Provided text section start

To obtain a clear view of this picture, we recapitulate our discussion. Steinhart’s (2009) standard definition of causal closure tells us that ‘[a] universe is causally closed iff all causes of events in the universe are in the universe, and all effects of events in the universe are in the universe’ (p. 43). On the one hand, this definition leaves a very first event in a universe cause-less unless it causes itself (or has its cause preceding it). On the other hand, this definition permits cause-less events, which seems to have the effect that we can and must abandon any inquiries into a first event of a (our) universe. However, if we alter this definition, focusing on where the causes are not instead of where they are and state that a universe is causally closed if and only if no cause of another universe causes an event in our universe, then we are free to look closer to the possibility that a first event in a universe has a cause.

Naturally, this cause of a first event of a universe cannot belong to another universe. However, on the ‘loophole’ view of causal closure, there is another possibility. We can add a disjunct to the phrase ‘all causes of events in a universe belong to the very universe’ and state that ‘all causes of events in a universe belong to the universe itself or to an interface between the universe itself and another universe’ without violating the updated version of causal closure.

5 Interfaces between Universes

An interface between universes, first, cannot be a universe. This assertion calls for investigations into what a universe is and what a universe is not, work that must be postponed. Second, we nevertheless have some facts to consider. On the ‘loophole’ view, universes have ‘events’, ‘causes’ and ‘effects’. For instance, D1 and D2 above have these occurrences. When we examine an interface, however, it appears as though we have the same ingredients (why the ‘loophole’ view perhaps could end up being incoherentFootnote 1): If the cause of an (first) event in our universe comes from an interface, then that interface contains a cause. Additionally, if we were to utilize the updated definition, it should be possible to consider a cause of an event in the interface, supposedly implying the existence of an ‘effect’ in the interface. If the cause, the effect or both constitute an event, then we have the triad of ‘event’, ‘cause’ and ‘effect’ in the interface.

That we have the same elements in a ‘universe’ and in an ‘interface’ does not necessarily imply that the ‘loophole’ is closed. A resolution can be conceived in terms of, e.g., quantity. A mathematical point, e.g., consists of the kind ‘points’ just as the mathematical line does. Nevertheless, the mathematical line is not a point and vice versa.Footnote 2

Another alternative for the possibility of interfaces of the kind discussed is that universes have dimensional properties that are not shared with interfaces. An obvious possible scenario is that an interface is not causally closed. If we say that a universe is causally closed and that an interface is not, then we immediately observe that an interface is not a universe. Additionally, if something in the interface has its cause outside it, it is true that the interface is not a universe. Additionally, we can let the updated definition of causal closure come to work and observe how it makes sense that the cause of something in the interface comes from somewhere else. With the updated version of causal closure, it is not necessary that the effects of causes in a universe take place in that universe: Provided that we move with universes, the effects of causes in a universe stay in that very universe since any other universe has no effects with causes coming from it. If we move with a mixture of universes and an interface, however, then it is fully appropriate to consider that an event in a universe causes an effect in an interface. An effect in a universe with its cause coming from an interface is also permitted on the loophole view, as noted above in regard to the Big Bang.

Thus, it is not necessary that interfaces be universes. However, whether there are any interfaces at all, is another story.

Provided text section end

• **Work to complete**:
a – In the passage on causal closure and interfaces, why does sharing "the triad of 'event', 'cause' and 'effect'" with a universe not necessarily close the "loophole"? Answer in one to three sentences.
b – According to the passage on causal closure and interfaces, where does Steinhart's standard definition of causal closure appear?
c – Rewrite the paragraph of the passage on causal closure and interfaces that begins "Naturally, this cause of a first event" in fewer words, keeping its main facts.

Dataset entries section start

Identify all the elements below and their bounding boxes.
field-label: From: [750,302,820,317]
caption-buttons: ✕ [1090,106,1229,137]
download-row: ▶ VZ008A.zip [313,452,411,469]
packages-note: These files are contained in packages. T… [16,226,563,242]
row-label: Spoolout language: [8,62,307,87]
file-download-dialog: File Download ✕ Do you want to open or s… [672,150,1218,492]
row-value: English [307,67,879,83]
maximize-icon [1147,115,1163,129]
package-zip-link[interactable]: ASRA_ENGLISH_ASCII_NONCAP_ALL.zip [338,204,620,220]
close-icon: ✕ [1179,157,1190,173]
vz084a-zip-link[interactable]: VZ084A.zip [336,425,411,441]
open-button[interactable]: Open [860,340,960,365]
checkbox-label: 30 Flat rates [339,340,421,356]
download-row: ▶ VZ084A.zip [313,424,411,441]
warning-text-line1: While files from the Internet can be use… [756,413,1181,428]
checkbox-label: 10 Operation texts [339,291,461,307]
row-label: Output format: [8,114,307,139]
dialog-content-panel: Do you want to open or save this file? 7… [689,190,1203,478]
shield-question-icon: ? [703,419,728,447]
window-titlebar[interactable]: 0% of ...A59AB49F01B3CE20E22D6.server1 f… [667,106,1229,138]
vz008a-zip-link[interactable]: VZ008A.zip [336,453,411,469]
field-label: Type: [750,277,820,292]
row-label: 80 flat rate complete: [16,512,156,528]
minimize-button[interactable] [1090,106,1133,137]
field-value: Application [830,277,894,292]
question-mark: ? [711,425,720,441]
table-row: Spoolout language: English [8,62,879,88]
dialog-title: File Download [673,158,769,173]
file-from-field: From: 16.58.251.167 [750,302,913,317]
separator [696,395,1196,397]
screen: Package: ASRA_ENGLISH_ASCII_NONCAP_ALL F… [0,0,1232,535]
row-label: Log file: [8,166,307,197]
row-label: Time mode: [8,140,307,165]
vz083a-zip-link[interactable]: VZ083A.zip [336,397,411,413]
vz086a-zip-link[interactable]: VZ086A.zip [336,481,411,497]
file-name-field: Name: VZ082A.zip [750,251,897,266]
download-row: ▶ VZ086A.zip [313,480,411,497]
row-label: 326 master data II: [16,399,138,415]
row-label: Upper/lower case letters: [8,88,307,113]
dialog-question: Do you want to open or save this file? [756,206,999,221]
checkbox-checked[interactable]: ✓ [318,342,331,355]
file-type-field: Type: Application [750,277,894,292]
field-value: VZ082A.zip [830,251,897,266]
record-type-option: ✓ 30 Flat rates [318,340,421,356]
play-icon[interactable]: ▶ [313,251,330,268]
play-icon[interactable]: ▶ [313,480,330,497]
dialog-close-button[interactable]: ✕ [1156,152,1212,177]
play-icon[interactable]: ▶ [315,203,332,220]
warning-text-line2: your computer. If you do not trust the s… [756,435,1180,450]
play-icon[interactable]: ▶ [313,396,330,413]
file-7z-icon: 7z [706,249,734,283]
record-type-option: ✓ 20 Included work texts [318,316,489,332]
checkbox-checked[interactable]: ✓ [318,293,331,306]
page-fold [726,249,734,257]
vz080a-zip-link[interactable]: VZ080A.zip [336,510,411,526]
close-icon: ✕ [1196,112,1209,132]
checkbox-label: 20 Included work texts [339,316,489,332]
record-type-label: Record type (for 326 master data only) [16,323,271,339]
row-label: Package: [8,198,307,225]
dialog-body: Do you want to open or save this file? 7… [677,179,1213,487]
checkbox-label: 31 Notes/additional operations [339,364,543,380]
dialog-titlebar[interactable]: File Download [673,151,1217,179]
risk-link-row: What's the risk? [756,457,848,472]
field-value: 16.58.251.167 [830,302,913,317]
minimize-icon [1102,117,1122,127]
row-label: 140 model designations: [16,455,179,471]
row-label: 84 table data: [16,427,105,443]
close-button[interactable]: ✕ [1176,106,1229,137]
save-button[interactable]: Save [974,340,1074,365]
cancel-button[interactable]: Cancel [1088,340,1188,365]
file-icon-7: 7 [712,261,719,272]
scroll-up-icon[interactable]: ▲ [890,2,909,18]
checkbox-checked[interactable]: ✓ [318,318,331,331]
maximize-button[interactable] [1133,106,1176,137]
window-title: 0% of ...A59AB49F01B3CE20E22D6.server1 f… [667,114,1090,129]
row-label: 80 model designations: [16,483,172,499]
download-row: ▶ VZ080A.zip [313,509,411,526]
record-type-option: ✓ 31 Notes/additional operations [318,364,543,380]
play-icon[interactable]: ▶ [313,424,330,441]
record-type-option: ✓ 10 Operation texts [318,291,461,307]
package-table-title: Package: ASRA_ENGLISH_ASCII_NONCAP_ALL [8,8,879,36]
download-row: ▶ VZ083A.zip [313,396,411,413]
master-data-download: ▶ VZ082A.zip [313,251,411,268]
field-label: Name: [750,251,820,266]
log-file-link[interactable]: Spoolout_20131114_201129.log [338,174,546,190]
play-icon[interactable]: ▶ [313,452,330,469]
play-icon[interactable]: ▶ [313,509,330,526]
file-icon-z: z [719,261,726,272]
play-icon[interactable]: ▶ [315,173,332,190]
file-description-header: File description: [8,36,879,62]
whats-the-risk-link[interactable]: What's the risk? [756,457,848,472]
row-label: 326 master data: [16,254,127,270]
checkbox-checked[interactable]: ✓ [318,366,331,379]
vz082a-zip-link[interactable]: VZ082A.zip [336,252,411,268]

Dataset entries section end

• **Answers**:
a – Having the same elements does not by itself make an interface a universe, because the two could differ in another way, for example in quantity. A mathematical point and a mathematical line both consist of points, yet the line is not a point and the point is not a line.

b – It appears in Steinhart (2009), on page 43.

c – The cause of a universe's first event cannot belong to another universe, but the "loophole" view allows another option. The claim that all causes of events in a universe belong to that universe can be widened so that they belong either to the universe itself or to an interface between it and another universe. This addition does not violate the updated version of causal closure.